▶ TASK TO COMPLETE
Where the word "TetherUS" occurs in a line, return that line.

Records about charts and figures:
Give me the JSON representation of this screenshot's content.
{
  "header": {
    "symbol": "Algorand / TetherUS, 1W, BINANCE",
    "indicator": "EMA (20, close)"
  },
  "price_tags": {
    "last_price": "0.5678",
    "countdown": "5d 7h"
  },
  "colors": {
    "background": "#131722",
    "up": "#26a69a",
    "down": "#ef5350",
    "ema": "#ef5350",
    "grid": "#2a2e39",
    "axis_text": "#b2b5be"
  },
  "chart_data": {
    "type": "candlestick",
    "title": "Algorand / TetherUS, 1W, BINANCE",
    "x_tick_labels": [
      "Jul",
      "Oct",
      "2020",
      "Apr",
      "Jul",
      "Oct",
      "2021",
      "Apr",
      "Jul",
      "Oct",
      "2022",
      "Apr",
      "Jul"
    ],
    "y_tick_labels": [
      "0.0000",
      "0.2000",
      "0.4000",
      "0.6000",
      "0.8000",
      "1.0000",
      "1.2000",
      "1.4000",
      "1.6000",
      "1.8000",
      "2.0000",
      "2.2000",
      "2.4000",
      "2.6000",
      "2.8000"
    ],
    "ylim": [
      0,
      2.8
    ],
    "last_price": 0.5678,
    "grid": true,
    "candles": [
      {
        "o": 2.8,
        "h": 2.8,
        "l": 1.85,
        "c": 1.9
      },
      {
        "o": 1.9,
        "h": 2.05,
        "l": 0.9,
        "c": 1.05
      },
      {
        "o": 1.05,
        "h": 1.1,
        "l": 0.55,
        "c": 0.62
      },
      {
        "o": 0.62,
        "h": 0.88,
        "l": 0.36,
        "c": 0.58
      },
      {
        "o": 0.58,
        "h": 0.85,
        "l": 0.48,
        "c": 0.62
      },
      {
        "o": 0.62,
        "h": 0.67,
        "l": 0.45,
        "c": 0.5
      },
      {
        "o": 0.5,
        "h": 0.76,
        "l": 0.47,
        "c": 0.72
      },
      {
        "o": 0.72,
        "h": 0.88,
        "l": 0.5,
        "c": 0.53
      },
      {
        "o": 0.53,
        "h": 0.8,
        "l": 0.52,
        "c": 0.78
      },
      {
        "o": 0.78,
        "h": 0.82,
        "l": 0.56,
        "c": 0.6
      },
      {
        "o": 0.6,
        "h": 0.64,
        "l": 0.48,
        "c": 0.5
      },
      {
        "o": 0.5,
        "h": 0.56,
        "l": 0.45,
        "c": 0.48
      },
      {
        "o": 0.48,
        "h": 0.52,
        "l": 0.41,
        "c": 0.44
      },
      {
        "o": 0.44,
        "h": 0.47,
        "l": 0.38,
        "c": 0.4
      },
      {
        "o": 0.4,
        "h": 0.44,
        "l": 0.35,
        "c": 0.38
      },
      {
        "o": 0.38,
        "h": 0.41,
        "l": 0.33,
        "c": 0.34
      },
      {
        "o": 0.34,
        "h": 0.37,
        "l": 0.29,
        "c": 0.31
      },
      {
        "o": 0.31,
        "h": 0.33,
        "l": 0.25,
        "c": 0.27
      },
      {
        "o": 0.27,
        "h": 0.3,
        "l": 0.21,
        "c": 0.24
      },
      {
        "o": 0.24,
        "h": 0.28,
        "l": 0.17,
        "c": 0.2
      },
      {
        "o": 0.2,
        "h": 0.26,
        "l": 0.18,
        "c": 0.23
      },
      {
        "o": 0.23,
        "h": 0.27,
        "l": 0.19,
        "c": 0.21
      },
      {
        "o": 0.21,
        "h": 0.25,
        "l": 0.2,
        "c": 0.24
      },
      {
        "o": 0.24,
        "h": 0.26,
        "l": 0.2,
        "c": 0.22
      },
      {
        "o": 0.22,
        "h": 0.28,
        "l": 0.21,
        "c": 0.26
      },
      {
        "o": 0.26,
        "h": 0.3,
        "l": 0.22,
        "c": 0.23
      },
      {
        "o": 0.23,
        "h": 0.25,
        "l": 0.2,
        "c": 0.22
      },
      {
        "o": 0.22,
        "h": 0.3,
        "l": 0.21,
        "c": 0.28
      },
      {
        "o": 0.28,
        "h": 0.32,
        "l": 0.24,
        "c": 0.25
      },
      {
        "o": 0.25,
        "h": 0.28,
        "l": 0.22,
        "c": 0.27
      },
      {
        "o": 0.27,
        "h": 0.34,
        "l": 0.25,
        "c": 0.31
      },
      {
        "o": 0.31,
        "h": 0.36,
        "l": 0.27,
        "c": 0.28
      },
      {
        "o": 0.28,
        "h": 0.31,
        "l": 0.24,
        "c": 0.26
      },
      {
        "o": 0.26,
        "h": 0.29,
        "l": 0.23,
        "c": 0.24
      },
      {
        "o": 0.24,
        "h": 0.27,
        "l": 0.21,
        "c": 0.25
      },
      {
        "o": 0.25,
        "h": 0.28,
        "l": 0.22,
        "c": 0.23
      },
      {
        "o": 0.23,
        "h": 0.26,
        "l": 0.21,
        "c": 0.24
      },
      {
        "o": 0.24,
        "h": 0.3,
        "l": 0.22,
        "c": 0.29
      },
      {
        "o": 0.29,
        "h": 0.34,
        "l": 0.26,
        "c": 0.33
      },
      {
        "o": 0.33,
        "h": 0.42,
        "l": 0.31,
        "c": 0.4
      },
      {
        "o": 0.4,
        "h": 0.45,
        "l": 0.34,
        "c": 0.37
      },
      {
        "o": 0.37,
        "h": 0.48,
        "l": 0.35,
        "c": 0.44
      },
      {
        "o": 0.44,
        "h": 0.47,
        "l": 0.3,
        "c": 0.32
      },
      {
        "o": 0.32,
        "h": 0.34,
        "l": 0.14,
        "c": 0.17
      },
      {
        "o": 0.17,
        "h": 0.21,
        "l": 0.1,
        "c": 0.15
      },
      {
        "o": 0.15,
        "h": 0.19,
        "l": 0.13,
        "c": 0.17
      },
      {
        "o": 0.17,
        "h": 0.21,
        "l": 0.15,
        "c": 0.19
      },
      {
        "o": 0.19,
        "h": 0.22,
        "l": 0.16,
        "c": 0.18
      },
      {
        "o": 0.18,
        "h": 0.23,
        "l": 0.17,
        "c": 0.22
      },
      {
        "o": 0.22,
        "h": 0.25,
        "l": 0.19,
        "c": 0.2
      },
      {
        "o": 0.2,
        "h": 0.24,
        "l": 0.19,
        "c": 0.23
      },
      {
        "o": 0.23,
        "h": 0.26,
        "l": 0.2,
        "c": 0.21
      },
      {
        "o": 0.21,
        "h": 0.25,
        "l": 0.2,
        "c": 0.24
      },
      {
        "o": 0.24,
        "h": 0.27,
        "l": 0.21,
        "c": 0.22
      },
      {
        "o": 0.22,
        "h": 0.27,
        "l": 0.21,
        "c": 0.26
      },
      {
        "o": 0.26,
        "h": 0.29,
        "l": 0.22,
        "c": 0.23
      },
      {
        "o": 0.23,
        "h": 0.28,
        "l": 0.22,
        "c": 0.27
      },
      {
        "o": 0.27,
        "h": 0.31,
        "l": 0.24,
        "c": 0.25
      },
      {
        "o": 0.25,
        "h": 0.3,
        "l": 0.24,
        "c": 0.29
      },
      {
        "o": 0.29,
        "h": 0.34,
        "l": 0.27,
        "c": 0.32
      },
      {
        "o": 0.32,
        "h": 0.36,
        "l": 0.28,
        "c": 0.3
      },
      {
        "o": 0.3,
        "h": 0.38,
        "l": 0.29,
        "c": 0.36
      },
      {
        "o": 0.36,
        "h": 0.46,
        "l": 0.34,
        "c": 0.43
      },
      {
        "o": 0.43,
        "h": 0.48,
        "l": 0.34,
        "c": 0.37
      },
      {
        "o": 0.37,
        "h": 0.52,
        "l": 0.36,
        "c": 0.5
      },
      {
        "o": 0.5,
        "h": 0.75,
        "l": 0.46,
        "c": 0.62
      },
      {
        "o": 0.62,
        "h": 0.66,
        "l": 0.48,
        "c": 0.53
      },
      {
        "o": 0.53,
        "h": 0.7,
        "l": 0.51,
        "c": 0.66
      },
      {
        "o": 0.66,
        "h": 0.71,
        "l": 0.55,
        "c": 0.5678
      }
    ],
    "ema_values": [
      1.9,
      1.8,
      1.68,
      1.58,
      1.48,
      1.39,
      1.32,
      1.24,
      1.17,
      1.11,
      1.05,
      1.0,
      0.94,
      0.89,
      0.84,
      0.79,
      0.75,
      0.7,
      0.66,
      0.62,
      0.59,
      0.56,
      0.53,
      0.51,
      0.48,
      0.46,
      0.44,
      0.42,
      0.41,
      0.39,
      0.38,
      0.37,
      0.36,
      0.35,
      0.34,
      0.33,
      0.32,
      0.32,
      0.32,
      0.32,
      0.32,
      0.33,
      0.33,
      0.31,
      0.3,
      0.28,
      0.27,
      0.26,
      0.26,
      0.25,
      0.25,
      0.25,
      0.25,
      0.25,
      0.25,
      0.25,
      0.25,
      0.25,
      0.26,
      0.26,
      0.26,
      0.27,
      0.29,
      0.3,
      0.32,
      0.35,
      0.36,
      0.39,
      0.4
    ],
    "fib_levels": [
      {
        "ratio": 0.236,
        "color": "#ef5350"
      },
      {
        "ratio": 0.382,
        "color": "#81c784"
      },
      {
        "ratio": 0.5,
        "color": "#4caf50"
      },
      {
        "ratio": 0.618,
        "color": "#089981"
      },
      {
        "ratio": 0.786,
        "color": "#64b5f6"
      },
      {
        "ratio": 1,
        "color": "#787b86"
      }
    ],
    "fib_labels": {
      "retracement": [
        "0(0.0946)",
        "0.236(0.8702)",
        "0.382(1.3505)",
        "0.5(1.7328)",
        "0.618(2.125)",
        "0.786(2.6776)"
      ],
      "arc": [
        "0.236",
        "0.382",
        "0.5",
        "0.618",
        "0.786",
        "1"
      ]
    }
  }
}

▶ TASK RESULT
    "symbol": "Algorand / TetherUS, 1W, BINANCE",
    "title": "Algorand / TetherUS, 1W, BINANCE",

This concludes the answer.